#### Dataset items

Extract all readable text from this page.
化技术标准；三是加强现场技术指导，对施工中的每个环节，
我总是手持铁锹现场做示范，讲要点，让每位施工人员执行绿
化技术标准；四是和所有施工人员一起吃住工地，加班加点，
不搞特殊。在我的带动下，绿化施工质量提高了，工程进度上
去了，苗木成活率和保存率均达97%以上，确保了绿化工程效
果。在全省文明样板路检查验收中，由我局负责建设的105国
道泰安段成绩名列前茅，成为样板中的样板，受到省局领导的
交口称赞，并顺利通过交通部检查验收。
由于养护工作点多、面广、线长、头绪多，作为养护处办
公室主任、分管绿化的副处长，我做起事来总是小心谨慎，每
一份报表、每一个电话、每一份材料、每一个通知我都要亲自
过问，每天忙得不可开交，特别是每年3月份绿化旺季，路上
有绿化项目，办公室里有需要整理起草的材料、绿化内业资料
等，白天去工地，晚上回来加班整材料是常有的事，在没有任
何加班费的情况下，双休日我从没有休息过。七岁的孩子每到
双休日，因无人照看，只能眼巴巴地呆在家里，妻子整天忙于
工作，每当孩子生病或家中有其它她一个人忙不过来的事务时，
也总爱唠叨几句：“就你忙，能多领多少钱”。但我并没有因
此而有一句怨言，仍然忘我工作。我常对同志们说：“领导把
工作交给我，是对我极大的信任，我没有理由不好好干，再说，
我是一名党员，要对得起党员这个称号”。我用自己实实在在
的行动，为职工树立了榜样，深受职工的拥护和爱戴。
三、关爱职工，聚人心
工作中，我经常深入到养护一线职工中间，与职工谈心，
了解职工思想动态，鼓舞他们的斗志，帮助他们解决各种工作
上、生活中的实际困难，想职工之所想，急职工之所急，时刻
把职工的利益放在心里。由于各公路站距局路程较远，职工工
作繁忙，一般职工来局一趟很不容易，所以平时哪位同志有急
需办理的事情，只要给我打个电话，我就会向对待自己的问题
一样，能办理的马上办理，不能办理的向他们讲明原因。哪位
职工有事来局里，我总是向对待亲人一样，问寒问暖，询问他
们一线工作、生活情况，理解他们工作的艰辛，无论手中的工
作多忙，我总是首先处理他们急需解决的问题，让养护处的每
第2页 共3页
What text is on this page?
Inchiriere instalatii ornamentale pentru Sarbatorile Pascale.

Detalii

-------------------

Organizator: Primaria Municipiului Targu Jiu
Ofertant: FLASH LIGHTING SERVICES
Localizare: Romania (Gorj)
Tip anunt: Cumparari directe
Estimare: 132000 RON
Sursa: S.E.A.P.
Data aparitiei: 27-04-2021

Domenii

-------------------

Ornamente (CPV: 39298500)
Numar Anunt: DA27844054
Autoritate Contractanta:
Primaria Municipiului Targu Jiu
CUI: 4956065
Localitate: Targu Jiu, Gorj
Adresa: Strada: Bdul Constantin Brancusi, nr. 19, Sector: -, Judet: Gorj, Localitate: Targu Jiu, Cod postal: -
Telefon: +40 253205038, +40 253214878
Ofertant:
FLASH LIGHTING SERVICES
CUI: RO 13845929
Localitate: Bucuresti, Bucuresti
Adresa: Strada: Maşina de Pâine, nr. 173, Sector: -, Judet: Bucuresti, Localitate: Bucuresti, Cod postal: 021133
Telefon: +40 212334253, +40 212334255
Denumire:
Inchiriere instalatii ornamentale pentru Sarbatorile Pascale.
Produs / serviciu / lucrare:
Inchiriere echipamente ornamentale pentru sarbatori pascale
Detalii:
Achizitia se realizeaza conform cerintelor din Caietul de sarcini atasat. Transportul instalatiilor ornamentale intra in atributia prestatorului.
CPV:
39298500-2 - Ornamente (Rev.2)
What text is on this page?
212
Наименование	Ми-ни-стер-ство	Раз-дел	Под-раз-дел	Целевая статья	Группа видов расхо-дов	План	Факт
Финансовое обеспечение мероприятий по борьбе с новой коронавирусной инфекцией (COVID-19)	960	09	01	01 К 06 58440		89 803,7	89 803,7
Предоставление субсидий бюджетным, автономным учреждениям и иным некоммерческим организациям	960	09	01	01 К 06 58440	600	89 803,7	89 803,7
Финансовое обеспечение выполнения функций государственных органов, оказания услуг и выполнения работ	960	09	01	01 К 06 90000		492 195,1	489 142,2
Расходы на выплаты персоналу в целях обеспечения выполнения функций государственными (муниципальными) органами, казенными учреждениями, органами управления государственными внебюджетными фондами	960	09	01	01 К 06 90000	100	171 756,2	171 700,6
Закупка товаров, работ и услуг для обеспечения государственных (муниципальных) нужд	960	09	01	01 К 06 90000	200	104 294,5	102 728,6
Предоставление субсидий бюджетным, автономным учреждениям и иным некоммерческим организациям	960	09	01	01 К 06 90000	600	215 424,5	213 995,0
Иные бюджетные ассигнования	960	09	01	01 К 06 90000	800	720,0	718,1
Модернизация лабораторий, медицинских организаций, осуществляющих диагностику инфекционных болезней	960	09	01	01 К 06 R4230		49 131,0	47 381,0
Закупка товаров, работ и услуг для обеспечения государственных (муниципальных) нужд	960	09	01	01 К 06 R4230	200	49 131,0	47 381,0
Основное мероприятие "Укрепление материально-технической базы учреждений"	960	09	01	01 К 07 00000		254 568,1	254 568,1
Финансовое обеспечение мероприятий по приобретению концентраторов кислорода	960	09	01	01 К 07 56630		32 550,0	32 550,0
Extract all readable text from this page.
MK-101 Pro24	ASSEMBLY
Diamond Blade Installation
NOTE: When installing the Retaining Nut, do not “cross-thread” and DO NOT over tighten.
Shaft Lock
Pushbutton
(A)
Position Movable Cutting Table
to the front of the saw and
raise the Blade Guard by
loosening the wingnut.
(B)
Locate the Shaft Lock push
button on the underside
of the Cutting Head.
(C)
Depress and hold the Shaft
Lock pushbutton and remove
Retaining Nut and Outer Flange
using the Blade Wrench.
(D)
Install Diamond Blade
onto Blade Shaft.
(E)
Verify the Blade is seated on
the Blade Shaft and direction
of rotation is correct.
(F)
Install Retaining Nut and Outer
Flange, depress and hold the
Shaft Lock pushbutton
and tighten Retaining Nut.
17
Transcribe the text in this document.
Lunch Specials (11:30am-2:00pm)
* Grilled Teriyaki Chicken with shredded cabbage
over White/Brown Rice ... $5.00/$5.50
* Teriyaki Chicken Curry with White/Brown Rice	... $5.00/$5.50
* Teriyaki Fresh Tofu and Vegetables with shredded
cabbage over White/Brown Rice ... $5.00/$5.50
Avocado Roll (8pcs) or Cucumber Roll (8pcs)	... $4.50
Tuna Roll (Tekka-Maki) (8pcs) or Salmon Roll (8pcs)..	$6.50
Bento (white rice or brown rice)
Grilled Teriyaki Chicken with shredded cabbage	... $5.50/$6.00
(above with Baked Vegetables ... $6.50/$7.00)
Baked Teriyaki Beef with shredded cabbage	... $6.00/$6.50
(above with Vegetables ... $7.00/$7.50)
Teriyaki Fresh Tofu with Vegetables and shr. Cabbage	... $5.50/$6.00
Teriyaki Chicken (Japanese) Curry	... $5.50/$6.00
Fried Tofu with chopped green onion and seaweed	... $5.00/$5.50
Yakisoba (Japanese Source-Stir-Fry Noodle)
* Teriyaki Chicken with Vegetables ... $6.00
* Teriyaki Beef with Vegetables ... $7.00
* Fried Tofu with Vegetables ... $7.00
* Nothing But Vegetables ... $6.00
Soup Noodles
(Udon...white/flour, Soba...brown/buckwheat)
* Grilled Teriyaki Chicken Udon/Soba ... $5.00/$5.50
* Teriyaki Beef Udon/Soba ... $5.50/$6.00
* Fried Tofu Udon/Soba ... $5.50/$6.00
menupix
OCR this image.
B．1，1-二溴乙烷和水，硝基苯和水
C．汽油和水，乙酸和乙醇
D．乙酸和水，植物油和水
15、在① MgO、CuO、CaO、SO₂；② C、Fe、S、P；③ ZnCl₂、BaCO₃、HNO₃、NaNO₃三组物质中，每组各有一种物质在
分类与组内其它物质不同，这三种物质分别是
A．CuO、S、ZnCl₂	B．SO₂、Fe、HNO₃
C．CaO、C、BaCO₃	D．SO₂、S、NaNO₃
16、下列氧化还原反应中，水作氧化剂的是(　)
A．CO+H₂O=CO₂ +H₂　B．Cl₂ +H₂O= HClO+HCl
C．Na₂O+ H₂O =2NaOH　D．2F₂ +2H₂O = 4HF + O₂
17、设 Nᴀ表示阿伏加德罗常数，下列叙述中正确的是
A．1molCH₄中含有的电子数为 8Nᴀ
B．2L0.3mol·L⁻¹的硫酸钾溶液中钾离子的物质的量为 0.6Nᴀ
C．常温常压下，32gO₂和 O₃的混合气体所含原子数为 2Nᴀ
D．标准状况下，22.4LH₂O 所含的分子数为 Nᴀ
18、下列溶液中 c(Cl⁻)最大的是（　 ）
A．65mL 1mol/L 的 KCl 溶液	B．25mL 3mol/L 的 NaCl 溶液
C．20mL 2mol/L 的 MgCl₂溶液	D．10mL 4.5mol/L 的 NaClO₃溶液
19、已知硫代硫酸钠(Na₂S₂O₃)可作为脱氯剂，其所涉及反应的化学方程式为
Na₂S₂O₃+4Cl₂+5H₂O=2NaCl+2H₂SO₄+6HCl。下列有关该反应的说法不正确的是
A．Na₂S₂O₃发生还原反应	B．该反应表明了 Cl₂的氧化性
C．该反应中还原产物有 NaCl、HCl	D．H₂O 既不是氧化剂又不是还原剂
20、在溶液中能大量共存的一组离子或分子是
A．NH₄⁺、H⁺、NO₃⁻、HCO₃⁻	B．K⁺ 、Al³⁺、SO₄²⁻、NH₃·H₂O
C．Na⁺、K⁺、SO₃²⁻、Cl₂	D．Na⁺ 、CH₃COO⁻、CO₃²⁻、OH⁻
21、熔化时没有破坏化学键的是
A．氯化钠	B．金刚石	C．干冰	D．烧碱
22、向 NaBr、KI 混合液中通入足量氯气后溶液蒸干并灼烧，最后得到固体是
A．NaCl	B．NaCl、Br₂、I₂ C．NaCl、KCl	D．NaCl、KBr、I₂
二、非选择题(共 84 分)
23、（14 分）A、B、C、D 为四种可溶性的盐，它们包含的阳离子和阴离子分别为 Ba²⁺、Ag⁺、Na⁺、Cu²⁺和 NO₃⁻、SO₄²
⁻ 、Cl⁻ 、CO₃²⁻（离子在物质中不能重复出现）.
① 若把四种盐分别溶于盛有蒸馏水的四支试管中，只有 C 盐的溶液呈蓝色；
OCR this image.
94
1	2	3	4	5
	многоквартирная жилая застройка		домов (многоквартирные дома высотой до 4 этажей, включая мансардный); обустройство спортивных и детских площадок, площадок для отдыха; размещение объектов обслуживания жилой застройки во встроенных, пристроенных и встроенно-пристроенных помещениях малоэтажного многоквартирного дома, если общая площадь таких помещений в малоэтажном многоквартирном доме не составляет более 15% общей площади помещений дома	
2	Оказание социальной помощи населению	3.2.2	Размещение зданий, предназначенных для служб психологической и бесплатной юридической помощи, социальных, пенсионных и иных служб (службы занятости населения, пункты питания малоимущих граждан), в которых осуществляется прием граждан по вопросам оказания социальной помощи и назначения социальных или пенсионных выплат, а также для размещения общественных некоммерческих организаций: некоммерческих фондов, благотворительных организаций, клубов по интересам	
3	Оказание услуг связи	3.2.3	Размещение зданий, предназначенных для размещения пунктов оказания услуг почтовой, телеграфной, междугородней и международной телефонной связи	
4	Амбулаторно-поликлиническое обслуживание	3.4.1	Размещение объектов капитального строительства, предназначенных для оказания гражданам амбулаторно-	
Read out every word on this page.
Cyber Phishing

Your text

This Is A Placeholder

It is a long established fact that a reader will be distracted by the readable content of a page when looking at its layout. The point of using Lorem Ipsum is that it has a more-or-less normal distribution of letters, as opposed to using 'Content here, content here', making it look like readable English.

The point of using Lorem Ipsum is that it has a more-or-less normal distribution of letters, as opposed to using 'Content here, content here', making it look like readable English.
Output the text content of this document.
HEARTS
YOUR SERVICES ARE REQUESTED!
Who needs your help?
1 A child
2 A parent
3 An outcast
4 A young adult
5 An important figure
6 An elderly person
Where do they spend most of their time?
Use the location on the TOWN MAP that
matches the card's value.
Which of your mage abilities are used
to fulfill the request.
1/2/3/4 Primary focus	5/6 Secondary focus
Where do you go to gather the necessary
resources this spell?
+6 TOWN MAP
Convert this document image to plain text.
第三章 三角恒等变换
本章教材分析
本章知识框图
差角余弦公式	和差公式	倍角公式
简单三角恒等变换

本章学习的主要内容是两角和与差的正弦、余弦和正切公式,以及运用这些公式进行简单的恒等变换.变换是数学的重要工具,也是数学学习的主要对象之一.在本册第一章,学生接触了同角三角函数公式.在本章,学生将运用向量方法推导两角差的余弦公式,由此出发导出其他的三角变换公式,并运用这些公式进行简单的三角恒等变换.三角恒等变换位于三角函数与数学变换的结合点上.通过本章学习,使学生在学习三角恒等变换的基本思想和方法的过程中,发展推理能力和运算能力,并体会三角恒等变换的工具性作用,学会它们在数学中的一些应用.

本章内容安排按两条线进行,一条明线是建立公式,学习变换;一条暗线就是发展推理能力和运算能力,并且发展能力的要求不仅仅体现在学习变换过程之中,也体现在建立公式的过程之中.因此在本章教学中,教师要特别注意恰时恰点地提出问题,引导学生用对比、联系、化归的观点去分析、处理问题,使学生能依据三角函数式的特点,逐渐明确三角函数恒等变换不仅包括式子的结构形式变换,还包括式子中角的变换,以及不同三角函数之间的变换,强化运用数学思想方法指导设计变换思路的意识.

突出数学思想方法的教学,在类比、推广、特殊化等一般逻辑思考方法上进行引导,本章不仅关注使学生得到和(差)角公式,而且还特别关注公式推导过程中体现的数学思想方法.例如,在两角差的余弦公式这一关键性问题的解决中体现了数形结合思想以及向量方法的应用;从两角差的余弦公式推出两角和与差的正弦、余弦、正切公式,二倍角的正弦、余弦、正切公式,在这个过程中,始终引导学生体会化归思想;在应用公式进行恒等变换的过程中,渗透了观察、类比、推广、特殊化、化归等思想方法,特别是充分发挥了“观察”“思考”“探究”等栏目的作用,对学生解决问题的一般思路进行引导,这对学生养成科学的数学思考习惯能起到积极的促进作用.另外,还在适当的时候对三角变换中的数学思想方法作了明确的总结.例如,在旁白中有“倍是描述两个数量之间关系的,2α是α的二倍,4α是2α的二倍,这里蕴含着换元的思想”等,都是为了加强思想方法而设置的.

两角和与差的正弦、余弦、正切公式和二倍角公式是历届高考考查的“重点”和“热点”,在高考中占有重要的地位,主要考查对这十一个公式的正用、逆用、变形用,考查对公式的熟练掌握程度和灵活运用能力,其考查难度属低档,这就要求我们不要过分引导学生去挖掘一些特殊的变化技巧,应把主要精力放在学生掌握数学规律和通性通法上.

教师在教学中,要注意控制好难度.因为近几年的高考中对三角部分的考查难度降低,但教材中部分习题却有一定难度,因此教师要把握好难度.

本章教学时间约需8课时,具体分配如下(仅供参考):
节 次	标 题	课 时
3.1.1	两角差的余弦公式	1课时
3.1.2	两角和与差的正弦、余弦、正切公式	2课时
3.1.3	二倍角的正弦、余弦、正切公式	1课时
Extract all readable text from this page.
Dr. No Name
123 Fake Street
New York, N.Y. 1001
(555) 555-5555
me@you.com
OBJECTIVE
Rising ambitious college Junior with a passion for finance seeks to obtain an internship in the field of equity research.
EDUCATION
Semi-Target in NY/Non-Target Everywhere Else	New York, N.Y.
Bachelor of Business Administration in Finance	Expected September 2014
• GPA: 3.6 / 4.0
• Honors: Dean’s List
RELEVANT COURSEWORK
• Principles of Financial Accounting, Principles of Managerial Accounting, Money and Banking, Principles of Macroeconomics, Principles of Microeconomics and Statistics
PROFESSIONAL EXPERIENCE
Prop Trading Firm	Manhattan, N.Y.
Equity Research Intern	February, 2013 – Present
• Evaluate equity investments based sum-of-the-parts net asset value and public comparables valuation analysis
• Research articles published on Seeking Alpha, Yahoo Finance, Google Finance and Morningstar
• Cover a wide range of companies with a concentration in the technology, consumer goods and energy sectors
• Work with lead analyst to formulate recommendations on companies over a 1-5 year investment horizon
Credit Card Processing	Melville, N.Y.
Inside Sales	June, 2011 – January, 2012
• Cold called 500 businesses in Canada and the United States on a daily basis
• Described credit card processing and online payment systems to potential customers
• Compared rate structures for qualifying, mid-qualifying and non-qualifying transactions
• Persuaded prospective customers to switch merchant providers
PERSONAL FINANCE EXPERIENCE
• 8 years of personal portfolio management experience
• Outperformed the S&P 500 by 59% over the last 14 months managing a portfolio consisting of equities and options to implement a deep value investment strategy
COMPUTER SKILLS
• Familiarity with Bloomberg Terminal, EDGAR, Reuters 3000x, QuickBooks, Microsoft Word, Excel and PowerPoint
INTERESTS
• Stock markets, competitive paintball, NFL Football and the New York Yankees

#### Objective
Copy out the lines that hold "Japanese".

#### Complete response
Teriyaki Chicken (Japanese) Curry	... $5.50/$6.00
Yakisoba (Japanese Source-Stir-Fry Noodle)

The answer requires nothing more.